# Required work:
Go through the listing and copy every line word for word.

(Records from a data collection)

%%

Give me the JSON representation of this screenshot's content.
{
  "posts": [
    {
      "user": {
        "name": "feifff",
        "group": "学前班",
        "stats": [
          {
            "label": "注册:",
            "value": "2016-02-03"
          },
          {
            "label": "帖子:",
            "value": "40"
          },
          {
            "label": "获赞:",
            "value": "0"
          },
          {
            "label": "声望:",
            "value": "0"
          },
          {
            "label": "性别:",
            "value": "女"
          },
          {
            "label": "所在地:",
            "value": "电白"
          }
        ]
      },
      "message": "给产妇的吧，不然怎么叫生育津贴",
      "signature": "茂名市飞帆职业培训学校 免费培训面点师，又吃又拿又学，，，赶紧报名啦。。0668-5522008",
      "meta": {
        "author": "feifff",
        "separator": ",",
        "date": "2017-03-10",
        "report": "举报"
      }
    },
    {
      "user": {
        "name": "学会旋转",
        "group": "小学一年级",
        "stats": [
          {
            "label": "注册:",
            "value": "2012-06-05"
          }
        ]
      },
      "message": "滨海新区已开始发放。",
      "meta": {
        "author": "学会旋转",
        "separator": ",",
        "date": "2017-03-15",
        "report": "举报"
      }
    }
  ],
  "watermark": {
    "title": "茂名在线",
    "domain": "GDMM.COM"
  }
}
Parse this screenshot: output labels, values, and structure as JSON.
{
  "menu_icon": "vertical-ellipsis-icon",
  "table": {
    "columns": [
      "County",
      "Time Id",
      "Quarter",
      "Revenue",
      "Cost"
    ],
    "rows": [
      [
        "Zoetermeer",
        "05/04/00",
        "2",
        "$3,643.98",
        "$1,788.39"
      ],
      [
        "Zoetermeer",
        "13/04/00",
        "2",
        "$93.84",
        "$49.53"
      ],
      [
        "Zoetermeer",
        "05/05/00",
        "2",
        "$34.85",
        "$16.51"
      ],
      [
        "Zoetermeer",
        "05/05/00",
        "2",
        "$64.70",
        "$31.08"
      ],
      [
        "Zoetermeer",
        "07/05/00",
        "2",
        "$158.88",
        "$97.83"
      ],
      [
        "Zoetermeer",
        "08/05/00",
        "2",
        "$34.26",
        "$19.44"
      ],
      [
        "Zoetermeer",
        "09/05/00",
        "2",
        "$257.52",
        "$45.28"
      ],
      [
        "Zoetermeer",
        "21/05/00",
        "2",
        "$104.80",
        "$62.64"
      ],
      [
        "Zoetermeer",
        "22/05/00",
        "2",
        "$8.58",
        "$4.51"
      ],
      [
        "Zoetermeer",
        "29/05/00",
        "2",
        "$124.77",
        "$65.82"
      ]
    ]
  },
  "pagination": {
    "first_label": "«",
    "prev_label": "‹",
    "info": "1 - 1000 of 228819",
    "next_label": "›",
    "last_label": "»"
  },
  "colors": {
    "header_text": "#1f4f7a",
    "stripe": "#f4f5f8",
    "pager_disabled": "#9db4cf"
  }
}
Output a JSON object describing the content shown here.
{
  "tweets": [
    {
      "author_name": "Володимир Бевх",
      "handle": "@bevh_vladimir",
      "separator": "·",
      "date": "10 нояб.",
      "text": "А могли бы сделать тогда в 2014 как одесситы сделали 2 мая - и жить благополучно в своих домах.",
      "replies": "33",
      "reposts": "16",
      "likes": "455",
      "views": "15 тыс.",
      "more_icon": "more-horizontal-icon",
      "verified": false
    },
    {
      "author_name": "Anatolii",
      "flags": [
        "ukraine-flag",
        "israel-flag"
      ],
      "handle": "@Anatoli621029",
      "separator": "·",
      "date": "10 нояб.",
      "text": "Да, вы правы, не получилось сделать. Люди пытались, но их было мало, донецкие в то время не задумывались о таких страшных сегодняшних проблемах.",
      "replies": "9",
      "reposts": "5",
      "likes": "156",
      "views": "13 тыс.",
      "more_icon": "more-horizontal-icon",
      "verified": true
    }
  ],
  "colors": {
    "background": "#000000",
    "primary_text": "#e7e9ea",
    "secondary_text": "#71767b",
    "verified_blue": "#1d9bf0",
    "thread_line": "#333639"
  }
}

%%

# Solution to this exercise:
Give me the JSON representation of this screenshot's content.
{
  "posts": [
    {
      "user": {
        "name": "feifff",
        "group": "学前班",
        "stats": [
          {
            "label": "注册:",
            "value": "2016-02-03"
          },
          {
            "label": "帖子:",
            "value": "40"
          },
          {
            "label": "获赞:",
            "value": "0"
          },
          {
            "label": "声望:",
            "value": "0"
          },
          {
            "label": "性别:",
            "value": "女"
          },
          {
            "label": "所在地:",
            "value": "电白"
          }
        ]
      },
      "message": "给产妇的吧，不然怎么叫生育津贴",
      "signature": "茂名市飞帆职业培训学校 免费培训面点师，又吃又拿又学，，，赶紧报名啦。。0668-5522008",
      "meta": {
        "author": "feifff",
        "separator": ",",
        "date": "2017-03-10",
        "report": "举报"
      }
    },
    {
      "user": {
        "name": "学会旋转",
        "group": "小学一年级",
        "stats": [
          {
            "label": "注册:",
            "value": "2012-06-05"
          }
        ]
      },
      "message": "滨海新区已开始发放。",
      "meta": {
        "author": "学会旋转",
        "separator": ",",
        "date": "2017-03-15",
        "report": "举报"
      }
    }
  ],
  "watermark": {
    "title": "茂名在线",
    "domain": "GDMM.COM"
  }
}
Parse this screenshot: output labels, values, and structure as JSON.
{
  "menu_icon": "vertical-ellipsis-icon",
  "table": {
    "columns": [
      "County",
      "Time Id",
      "Quarter",
      "Revenue",
      "Cost"
    ],
    "rows": [
      [
        "Zoetermeer",
        "05/04/00",
        "2",
        "$3,643.98",
        "$1,788.39"
      ],
      [
        "Zoetermeer",
        "13/04/00",
        "2",
        "$93.84",
        "$49.53"
      ],
      [
        "Zoetermeer",
        "05/05/00",
        "2",
        "$34.85",
        "$16.51"
      ],
      [
        "Zoetermeer",
        "05/05/00",
        "2",
        "$64.70",
        "$31.08"
      ],
      [
        "Zoetermeer",
        "07/05/00",
        "2",
        "$158.88",
        "$97.83"
      ],
      [
        "Zoetermeer",
        "08/05/00",
        "2",
        "$34.26",
        "$19.44"
      ],
      [
        "Zoetermeer",
        "09/05/00",
        "2",
        "$257.52",
        "$45.28"
      ],
      [
        "Zoetermeer",
        "21/05/00",
        "2",
        "$104.80",
        "$62.64"
      ],
      [
        "Zoetermeer",
        "22/05/00",
        "2",
        "$8.58",
        "$4.51"
      ],
      [
        "Zoetermeer",
        "29/05/00",
        "2",
        "$124.77",
        "$65.82"
      ]
    ]
  },
  "pagination": {
    "first_label": "«",
    "prev_label": "‹",
    "info": "1 - 1000 of 228819",
    "next_label": "›",
    "last_label": "»"
  },
  "colors": {
    "header_text": "#1f4f7a",
    "stripe": "#f4f5f8",
    "pager_disabled": "#9db4cf"
  }
}
Output a JSON object describing the content shown here.
{
  "tweets": [
    {
      "author_name": "Володимир Бевх",
      "handle": "@bevh_vladimir",
      "separator": "·",
      "date": "10 нояб.",
      "text": "А могли бы сделать тогда в 2014 как одесситы сделали 2 мая - и жить благополучно в своих домах.",
      "replies": "33",
      "reposts": "16",
      "likes": "455",
      "views": "15 тыс.",
      "more_icon": "more-horizontal-icon",
      "verified": false
    },
    {
      "author_name": "Anatolii",
      "flags": [
        "ukraine-flag",
        "israel-flag"
      ],
      "handle": "@Anatoli621029",
      "separator": "·",
      "date": "10 нояб.",
      "text": "Да, вы правы, не получилось сделать. Люди пытались, но их было мало, донецкие в то время не задумывались о таких страшных сегодняшних проблемах.",
      "replies": "9",
      "reposts": "5",
      "likes": "156",
      "views": "13 тыс.",
      "more_icon": "more-horizontal-icon",
      "verified": true
    }
  ],
  "colors": {
    "background": "#000000",
    "primary_text": "#e7e9ea",
    "secondary_text": "#71767b",
    "verified_blue": "#1d9bf0",
    "thread_line": "#333639"
  }
}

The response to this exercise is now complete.